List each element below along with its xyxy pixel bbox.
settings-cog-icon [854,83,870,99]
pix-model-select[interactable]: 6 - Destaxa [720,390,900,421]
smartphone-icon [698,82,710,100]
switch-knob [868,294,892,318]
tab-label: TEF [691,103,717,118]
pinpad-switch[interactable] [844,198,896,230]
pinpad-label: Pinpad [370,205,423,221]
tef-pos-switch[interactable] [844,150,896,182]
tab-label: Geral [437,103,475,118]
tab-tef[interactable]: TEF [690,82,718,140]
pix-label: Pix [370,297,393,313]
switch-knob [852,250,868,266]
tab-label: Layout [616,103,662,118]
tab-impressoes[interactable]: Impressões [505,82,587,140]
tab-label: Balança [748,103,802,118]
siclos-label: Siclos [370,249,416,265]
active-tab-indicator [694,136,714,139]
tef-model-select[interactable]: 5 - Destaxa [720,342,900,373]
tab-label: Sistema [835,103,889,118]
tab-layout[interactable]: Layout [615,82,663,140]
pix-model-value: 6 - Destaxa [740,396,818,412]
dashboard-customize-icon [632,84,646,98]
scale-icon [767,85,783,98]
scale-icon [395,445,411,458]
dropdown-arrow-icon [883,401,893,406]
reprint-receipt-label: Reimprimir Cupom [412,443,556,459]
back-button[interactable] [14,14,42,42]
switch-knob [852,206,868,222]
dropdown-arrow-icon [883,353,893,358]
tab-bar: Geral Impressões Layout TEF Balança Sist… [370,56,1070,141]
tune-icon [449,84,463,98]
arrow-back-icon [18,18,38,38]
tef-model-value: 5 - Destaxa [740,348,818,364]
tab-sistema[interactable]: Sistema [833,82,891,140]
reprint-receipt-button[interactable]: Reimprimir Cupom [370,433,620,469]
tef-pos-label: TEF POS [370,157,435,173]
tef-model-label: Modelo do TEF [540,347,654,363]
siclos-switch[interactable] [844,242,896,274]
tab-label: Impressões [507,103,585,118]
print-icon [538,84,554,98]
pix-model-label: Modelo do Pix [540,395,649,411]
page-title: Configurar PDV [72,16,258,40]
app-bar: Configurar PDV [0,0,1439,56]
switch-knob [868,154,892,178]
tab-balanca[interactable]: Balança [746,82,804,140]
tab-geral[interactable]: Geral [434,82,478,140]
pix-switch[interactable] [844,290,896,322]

------

- **Exercise brief**: Convert the lines starting at the start of the records and ending at the line that contains "dropdown-arrow-icon [883,353,893,358]" into a Markdown table with the columns Row and Line, leaving out blank lines.

- **Reply to the task**:
| Row | Line |
|---|---|
| 1 | List each element below along with its xyxy pixel bbox. |
| 2 | settings-cog-icon [854,83,870,99] |
| 3 | pix-model-select[interactable]: 6 - Destaxa [720,390,900,421] |
| 4 | smartphone-icon [698,82,710,100] |
| 5 | switch-knob [868,294,892,318] |
| 6 | tab-label: TEF [691,103,717,118] |
| 7 | pinpad-switch[interactable] [844,198,896,230] |
| 8 | pinpad-label: Pinpad [370,205,423,221] |
| 9 | tef-pos-switch[interactable] [844,150,896,182] |
| 10 | tab-label: Geral [437,103,475,118] |
| 11 | tab-tef[interactable]: TEF [690,82,718,140] |
| 12 | pix-label: Pix [370,297,393,313] |
| 13 | switch-knob [852,250,868,266] |
| 14 | tab-label: Layout [616,103,662,118] |
| 15 | tab-impressoes[interactable]: Impressões [505,82,587,140] |
| 16 | tab-label: Balança [748,103,802,118] |
| 17 | siclos-label: Siclos [370,249,416,265] |
| 18 | active-tab-indicator [694,136,714,139] |
| 19 | tef-model-select[interactable]: 5 - Destaxa [720,342,900,373] |
| 20 | tab-label: Sistema [835,103,889,118] |
| 21 | tab-layout[interactable]: Layout [615,82,663,140] |
| 22 | pix-model-value: 6 - Destaxa [740,396,818,412] |
| 23 | dashboard-customize-icon [632,84,646,98] |
| 24 | scale-icon [767,85,783,98] |
| 25 | scale-icon [395,445,411,458] |
| 26 | dropdown-arrow-icon [883,401,893,406] |
| 27 | reprint-receipt-label: Reimprimir Cupom [412,443,556,459] |
| 28 | back-button[interactable] [14,14,42,42] |
| 29 | switch-knob [852,206,868,222] |
| 30 | dropdown-arrow-icon [883,353,893,358] |